#### What is expected
Only the lines holding the string "转变作风改善进展环境建设年" are needed. Copy each one.

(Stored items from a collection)
---------------

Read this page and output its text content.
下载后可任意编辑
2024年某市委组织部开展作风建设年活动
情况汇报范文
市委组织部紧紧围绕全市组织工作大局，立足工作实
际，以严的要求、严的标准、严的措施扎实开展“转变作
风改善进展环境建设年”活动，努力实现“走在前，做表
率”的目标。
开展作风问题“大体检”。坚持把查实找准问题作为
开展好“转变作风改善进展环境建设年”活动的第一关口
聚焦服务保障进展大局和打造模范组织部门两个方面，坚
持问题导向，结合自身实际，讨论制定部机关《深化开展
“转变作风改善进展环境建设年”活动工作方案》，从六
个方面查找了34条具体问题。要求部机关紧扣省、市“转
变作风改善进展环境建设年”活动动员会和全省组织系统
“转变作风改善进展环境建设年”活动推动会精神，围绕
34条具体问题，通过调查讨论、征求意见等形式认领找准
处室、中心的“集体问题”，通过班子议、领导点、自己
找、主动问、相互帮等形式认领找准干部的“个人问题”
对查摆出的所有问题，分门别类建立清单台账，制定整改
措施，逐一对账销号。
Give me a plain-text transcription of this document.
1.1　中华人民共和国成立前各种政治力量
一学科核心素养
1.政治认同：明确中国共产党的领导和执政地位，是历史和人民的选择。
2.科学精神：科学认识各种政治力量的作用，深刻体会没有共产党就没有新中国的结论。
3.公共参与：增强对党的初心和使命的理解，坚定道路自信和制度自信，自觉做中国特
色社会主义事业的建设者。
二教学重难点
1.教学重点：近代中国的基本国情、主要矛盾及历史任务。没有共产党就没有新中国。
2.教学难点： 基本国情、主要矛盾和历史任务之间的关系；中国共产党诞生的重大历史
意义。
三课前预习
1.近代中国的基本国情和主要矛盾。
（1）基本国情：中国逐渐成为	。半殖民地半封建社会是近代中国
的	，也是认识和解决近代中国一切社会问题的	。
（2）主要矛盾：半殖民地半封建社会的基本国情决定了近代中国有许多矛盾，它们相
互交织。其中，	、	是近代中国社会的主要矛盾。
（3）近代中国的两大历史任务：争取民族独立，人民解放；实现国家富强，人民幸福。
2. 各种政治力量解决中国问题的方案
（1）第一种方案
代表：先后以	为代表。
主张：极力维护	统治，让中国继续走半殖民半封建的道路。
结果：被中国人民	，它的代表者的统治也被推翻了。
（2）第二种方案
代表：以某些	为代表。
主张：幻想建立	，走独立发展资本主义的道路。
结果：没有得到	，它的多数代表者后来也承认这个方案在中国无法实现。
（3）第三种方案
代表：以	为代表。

---------------

#### Answer to this exercise
开展好“转变作风改善进展环境建设年”活动的第一关口
“转变作风改善进展环境建设年”活动工作方案》，从六
“转变作风改善进展环境建设年”活动推动会精神，围绕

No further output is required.